▶ **Raw data**:

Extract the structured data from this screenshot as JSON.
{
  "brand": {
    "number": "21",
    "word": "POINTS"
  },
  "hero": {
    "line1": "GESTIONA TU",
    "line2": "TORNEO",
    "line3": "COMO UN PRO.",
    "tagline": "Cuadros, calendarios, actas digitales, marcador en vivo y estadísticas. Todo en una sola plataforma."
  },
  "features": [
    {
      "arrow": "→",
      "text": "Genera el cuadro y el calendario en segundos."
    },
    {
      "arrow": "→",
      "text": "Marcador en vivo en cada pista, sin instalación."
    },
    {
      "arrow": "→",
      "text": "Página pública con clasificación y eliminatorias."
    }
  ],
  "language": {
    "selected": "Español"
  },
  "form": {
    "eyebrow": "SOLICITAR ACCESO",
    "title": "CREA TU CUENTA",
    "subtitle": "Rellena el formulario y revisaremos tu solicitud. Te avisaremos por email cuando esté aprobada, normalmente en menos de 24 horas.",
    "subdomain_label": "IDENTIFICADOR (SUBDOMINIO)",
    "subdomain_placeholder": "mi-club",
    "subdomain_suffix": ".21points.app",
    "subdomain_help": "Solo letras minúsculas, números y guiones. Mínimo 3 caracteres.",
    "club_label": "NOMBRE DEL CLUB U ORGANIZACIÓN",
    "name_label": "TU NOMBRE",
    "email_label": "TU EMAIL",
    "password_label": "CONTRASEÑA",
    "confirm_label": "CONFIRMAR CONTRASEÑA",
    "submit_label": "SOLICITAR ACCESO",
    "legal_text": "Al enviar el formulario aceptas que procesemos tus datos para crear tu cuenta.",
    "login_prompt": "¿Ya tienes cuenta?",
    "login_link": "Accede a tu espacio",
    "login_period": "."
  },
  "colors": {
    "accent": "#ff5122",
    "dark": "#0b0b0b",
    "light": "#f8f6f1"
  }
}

▶ **What the exercise asks**: Using the listing above, reproduce each line without omission.

▶ **Answer to the task**:
Extract the structured data from this screenshot as JSON.
{
  "brand": {
    "number": "21",
    "word": "POINTS"
  },
  "hero": {
    "line1": "GESTIONA TU",
    "line2": "TORNEO",
    "line3": "COMO UN PRO.",
    "tagline": "Cuadros, calendarios, actas digitales, marcador en vivo y estadísticas. Todo en una sola plataforma."
  },
  "features": [
    {
      "arrow": "→",
      "text": "Genera el cuadro y el calendario en segundos."
    },
    {
      "arrow": "→",
      "text": "Marcador en vivo en cada pista, sin instalación."
    },
    {
      "arrow": "→",
      "text": "Página pública con clasificación y eliminatorias."
    }
  ],
  "language": {
    "selected": "Español"
  },
  "form": {
    "eyebrow": "SOLICITAR ACCESO",
    "title": "CREA TU CUENTA",
    "subtitle": "Rellena el formulario y revisaremos tu solicitud. Te avisaremos por email cuando esté aprobada, normalmente en menos de 24 horas.",
    "subdomain_label": "IDENTIFICADOR (SUBDOMINIO)",
    "subdomain_placeholder": "mi-club",
    "subdomain_suffix": ".21points.app",
    "subdomain_help": "Solo letras minúsculas, números y guiones. Mínimo 3 caracteres.",
    "club_label": "NOMBRE DEL CLUB U ORGANIZACIÓN",
    "name_label": "TU NOMBRE",
    "email_label": "TU EMAIL",
    "password_label": "CONTRASEÑA",
    "confirm_label": "CONFIRMAR CONTRASEÑA",
    "submit_label": "SOLICITAR ACCESO",
    "legal_text": "Al enviar el formulario aceptas que procesemos tus datos para crear tu cuenta.",
    "login_prompt": "¿Ya tienes cuenta?",
    "login_link": "Accede a tu espacio",
    "login_period": "."
  },
  "colors": {
    "accent": "#ff5122",
    "dark": "#0b0b0b",
    "light": "#f8f6f1"
  }
}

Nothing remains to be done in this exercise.